__Aim__
Return all lines in the material below that contain "JSON".

START Data in this exercise

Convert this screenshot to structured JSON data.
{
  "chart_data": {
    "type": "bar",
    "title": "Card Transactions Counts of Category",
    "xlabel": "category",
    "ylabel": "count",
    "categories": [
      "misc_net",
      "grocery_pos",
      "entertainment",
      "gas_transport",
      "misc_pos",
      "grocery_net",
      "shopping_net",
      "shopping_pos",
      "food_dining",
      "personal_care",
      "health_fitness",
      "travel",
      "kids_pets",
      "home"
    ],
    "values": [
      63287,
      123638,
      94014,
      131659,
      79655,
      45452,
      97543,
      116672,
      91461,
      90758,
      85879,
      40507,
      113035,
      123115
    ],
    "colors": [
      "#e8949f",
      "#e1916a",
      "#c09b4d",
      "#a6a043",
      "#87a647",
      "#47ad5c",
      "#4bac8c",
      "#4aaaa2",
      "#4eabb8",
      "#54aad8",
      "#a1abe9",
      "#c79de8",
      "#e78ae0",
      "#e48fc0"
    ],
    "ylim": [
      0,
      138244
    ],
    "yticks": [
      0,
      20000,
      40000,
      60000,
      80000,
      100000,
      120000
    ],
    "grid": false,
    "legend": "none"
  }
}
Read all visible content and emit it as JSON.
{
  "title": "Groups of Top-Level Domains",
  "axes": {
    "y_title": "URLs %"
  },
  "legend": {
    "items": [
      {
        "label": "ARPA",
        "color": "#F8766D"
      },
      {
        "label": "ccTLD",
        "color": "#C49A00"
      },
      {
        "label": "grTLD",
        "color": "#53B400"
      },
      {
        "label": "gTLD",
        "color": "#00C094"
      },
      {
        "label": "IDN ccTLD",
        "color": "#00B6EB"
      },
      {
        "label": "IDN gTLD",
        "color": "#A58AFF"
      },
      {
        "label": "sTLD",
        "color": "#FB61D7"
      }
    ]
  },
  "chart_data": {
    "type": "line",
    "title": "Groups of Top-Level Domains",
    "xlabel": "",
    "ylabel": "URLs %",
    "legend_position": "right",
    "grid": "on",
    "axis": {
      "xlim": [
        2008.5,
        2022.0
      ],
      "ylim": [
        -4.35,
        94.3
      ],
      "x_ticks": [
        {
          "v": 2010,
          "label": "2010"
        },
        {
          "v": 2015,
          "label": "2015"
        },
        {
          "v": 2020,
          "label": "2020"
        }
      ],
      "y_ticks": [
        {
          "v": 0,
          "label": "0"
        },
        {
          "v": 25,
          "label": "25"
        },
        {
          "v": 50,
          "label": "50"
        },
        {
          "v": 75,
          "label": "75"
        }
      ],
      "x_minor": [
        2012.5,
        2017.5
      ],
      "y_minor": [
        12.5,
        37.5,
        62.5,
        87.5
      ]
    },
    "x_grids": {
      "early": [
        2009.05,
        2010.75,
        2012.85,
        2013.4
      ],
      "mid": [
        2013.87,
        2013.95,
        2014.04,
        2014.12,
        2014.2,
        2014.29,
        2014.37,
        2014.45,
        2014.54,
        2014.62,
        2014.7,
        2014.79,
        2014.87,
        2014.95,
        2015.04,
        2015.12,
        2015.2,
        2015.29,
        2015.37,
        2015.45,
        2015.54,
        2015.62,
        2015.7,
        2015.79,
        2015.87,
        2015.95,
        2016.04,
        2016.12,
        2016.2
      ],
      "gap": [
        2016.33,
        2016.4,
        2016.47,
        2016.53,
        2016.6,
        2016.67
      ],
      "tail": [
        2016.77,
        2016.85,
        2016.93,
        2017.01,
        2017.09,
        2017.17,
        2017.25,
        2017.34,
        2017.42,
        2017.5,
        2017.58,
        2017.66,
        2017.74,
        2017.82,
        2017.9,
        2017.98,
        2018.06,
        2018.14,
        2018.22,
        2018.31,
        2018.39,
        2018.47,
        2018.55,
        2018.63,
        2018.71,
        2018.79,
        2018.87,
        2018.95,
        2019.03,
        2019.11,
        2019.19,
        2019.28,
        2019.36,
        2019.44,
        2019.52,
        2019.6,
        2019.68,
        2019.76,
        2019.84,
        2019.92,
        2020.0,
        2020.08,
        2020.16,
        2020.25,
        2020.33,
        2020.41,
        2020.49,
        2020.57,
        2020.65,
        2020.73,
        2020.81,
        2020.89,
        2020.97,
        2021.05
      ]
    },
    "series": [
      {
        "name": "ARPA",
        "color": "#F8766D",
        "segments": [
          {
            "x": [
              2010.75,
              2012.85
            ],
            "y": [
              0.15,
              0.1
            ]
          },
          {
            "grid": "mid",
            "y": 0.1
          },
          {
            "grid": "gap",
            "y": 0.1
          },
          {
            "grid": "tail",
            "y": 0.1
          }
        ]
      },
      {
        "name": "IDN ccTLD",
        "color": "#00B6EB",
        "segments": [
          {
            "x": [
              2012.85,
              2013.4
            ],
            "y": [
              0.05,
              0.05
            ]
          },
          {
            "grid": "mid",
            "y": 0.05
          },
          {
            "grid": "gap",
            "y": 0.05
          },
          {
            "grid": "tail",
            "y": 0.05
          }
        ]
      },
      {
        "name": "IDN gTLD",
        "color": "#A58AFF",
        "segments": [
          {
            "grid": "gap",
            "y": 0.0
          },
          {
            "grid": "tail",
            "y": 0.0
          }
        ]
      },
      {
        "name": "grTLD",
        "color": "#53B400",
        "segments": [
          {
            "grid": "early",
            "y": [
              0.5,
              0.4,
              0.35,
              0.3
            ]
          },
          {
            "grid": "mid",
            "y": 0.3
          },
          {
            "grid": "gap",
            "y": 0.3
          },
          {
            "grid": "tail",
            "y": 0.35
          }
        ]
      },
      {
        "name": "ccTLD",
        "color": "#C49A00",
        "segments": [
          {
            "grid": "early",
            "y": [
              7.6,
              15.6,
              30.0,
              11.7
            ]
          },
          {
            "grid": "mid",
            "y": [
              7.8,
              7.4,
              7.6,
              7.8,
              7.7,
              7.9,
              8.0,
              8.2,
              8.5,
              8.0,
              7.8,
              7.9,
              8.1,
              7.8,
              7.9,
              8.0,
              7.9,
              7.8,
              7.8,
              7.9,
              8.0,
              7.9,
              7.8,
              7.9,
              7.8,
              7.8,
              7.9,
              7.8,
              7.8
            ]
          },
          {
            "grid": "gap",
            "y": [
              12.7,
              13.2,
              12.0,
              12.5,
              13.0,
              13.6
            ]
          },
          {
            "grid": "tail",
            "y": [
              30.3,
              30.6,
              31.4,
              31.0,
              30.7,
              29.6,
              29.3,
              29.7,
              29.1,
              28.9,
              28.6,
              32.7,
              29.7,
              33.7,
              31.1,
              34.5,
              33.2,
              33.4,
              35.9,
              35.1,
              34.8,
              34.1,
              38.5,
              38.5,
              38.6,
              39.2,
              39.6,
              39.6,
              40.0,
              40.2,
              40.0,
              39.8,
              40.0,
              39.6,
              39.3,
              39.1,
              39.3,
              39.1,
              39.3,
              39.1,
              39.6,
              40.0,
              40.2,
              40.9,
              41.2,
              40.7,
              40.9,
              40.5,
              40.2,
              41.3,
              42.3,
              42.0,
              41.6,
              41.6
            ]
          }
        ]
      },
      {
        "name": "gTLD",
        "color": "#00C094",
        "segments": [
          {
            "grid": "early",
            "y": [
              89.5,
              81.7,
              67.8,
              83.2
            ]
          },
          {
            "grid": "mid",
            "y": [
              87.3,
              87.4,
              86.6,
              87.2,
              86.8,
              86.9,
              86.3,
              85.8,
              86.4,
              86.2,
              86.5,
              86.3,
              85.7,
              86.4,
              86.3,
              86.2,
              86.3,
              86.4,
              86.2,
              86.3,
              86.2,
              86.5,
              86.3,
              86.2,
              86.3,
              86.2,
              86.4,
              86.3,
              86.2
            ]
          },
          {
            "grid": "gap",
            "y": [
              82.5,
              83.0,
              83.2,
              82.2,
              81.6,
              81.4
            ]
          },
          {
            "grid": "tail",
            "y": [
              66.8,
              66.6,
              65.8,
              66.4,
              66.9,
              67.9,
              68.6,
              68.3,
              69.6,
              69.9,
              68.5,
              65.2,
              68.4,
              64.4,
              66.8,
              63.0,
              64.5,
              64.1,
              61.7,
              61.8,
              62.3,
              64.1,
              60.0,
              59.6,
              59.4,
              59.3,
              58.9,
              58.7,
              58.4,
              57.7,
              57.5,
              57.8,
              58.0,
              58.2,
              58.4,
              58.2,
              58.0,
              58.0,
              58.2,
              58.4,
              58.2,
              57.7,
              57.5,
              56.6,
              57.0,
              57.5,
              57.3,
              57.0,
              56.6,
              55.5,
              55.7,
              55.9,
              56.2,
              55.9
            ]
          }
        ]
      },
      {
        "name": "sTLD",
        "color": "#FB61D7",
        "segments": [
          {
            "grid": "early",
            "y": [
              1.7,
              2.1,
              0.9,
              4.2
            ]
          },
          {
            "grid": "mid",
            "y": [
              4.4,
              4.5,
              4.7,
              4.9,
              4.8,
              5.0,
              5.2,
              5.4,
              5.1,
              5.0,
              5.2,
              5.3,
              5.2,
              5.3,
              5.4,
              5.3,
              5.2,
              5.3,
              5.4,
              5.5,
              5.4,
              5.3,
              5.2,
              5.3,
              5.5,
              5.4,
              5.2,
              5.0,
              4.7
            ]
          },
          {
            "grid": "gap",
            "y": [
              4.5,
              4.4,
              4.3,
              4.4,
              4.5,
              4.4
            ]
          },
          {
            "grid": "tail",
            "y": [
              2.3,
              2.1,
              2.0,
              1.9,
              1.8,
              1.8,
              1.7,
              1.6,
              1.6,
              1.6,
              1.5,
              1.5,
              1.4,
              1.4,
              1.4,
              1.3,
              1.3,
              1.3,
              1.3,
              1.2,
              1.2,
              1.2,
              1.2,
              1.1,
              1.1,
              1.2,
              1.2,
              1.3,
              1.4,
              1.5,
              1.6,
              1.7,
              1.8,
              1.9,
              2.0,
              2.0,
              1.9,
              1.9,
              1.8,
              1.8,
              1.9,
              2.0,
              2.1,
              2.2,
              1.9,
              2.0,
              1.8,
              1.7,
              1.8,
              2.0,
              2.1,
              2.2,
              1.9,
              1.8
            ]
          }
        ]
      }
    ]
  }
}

END Data in this exercise

__Answer to the problem__
Convert this screenshot to structured JSON data.
Read all visible content and emit it as JSON.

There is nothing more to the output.